[Items from a figure collection]
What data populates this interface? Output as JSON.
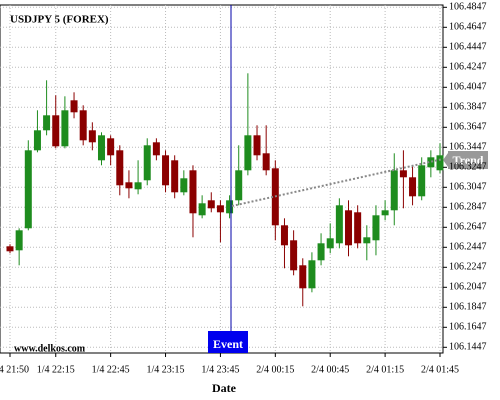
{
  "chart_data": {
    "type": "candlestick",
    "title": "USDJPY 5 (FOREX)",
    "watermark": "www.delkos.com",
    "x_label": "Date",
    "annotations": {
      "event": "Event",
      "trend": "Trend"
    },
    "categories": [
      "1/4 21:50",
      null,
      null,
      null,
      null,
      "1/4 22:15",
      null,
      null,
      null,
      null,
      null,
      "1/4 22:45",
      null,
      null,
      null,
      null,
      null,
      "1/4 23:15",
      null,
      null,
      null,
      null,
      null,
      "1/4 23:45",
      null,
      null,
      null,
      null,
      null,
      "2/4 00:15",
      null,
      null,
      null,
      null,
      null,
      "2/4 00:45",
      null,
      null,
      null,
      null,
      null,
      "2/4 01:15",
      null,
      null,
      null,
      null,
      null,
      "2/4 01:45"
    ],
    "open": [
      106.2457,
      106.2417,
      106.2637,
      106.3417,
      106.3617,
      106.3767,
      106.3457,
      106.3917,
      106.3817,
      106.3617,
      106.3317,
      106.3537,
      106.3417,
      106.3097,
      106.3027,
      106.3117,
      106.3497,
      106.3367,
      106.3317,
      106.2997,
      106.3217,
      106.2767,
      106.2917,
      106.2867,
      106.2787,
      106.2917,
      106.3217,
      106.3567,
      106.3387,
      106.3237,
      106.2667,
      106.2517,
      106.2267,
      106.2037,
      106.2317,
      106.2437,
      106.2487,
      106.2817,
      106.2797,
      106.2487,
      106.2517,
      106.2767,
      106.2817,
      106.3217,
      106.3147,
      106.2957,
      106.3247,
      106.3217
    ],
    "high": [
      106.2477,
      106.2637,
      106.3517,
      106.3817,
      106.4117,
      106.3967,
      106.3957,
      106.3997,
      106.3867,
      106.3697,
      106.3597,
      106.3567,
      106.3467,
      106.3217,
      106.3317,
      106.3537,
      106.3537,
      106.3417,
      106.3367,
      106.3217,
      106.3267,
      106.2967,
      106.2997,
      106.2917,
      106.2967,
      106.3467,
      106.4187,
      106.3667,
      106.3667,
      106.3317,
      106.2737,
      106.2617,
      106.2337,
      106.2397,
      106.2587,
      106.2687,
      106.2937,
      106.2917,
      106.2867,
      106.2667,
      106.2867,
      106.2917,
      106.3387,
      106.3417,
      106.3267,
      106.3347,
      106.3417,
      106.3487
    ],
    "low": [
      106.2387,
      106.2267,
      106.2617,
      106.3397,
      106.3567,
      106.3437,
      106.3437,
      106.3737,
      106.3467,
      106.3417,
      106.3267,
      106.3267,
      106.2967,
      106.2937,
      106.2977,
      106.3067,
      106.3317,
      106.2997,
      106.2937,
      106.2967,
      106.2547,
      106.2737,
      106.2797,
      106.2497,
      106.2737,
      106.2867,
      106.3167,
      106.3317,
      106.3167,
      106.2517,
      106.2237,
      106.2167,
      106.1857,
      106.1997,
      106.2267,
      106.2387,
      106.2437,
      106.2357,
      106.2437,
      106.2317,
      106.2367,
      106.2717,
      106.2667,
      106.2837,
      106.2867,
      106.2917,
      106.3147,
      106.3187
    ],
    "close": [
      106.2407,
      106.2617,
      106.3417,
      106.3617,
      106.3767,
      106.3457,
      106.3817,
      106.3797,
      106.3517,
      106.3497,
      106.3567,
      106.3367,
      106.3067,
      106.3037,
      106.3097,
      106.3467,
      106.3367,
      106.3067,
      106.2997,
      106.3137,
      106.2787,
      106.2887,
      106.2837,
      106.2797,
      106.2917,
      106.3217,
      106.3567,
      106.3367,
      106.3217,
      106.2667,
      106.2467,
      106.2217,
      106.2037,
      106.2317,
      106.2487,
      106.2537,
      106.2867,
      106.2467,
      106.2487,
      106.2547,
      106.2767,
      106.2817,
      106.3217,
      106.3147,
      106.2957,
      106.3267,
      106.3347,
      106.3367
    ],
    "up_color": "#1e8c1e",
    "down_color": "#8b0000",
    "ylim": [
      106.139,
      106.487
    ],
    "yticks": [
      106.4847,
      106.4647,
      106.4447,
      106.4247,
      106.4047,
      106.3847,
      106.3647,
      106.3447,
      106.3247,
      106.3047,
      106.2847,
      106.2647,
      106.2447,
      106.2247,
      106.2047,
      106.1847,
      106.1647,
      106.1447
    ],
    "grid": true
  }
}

--

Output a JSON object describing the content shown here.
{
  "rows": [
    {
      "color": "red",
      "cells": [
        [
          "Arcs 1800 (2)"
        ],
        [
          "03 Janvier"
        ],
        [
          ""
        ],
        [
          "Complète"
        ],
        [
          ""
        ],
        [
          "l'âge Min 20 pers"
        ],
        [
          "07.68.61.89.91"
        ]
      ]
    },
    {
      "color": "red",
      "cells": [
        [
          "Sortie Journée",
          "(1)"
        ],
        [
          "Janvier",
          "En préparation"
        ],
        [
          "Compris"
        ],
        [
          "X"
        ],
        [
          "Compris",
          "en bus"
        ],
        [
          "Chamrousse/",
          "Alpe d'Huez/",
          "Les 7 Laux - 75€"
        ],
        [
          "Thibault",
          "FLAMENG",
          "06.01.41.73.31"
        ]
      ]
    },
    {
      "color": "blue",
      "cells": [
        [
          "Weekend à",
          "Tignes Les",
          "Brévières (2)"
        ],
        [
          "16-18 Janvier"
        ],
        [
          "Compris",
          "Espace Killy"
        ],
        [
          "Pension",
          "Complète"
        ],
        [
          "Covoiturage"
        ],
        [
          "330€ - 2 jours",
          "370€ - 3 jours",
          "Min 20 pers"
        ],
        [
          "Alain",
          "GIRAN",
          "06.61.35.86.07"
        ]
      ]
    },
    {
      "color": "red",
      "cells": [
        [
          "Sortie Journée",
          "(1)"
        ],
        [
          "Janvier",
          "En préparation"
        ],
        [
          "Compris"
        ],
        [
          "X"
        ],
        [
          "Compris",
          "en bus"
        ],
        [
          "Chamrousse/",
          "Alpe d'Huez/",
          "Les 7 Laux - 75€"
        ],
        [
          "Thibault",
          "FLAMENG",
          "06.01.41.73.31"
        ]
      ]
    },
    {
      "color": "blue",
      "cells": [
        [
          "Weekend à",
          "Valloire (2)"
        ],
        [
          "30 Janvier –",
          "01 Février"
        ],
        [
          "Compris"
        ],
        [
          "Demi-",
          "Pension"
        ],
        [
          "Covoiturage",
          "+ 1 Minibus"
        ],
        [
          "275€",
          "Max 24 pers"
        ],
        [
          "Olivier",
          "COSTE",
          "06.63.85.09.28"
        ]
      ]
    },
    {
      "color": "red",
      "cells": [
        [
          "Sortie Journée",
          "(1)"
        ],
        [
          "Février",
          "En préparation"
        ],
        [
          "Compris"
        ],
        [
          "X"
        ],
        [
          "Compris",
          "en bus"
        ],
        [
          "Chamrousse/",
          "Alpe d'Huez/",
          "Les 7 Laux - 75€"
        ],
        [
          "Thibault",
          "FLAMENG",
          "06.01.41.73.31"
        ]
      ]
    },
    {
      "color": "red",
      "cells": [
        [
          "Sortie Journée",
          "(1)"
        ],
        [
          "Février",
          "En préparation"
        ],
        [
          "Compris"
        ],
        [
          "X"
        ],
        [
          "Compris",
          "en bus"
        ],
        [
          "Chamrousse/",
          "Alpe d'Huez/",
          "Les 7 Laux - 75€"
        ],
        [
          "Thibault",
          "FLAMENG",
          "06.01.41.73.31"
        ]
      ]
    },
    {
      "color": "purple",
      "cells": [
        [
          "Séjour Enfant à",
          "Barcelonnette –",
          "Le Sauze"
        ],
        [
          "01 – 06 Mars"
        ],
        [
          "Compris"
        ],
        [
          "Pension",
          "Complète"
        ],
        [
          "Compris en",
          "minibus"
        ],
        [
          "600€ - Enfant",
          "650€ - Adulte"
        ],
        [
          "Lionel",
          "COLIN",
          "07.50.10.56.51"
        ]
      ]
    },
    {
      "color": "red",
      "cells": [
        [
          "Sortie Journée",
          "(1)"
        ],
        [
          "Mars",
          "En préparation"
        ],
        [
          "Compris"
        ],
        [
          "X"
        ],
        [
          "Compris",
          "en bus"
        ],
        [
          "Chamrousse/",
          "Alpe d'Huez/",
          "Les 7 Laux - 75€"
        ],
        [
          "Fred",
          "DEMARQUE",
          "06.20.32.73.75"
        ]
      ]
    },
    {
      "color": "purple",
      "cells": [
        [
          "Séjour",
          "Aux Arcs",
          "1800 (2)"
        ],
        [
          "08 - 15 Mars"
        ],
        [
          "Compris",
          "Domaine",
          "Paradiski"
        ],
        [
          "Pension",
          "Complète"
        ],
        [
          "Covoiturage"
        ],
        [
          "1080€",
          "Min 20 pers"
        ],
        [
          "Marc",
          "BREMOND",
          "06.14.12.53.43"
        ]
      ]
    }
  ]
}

* * *

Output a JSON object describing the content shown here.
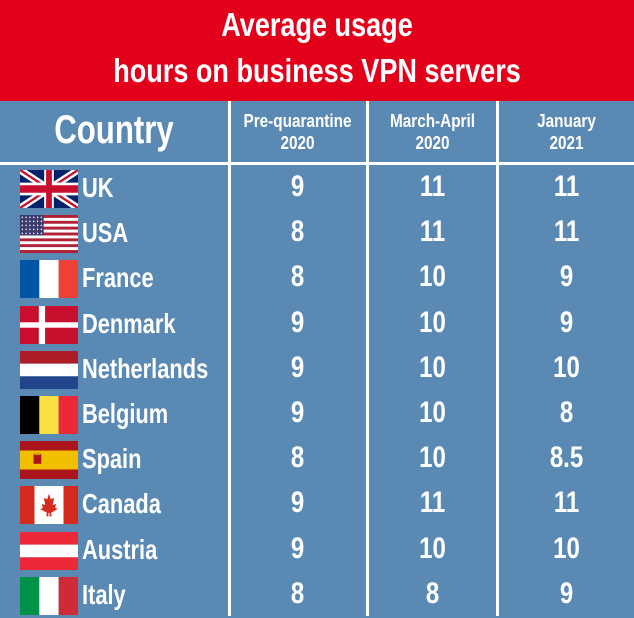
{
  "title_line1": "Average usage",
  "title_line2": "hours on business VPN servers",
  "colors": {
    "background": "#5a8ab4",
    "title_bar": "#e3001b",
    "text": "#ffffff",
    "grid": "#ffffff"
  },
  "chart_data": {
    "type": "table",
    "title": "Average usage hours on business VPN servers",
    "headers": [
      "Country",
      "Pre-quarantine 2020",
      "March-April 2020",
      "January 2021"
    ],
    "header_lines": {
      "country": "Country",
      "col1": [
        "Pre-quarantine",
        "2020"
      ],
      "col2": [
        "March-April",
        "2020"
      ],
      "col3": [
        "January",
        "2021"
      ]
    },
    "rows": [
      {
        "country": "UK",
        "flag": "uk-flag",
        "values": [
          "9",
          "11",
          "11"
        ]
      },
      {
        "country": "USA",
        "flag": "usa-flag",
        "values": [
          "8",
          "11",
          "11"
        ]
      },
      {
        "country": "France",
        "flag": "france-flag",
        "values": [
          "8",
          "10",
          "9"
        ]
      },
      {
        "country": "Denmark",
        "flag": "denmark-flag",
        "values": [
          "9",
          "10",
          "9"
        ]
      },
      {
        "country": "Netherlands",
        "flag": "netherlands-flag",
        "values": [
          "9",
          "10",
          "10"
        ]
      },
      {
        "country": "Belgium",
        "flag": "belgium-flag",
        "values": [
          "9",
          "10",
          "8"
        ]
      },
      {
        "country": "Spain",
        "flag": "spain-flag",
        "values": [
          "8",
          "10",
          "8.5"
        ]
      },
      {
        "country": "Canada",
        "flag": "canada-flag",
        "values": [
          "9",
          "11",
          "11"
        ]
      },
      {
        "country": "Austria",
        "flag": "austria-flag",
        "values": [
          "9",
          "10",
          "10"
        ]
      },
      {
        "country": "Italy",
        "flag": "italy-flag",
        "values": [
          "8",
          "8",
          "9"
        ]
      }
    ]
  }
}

**PROBLEM STATEMENT:** Search the preceding listing for the word "flag" and pull out every line that holds it.

**FULL ANSWER:**
        "flag": "uk-flag",
        "flag": "usa-flag",
        "flag": "france-flag",
        "flag": "denmark-flag",
        "flag": "netherlands-flag",
        "flag": "belgium-flag",
        "flag": "spain-flag",
        "flag": "canada-flag",
        "flag": "austria-flag",
        "flag": "italy-flag",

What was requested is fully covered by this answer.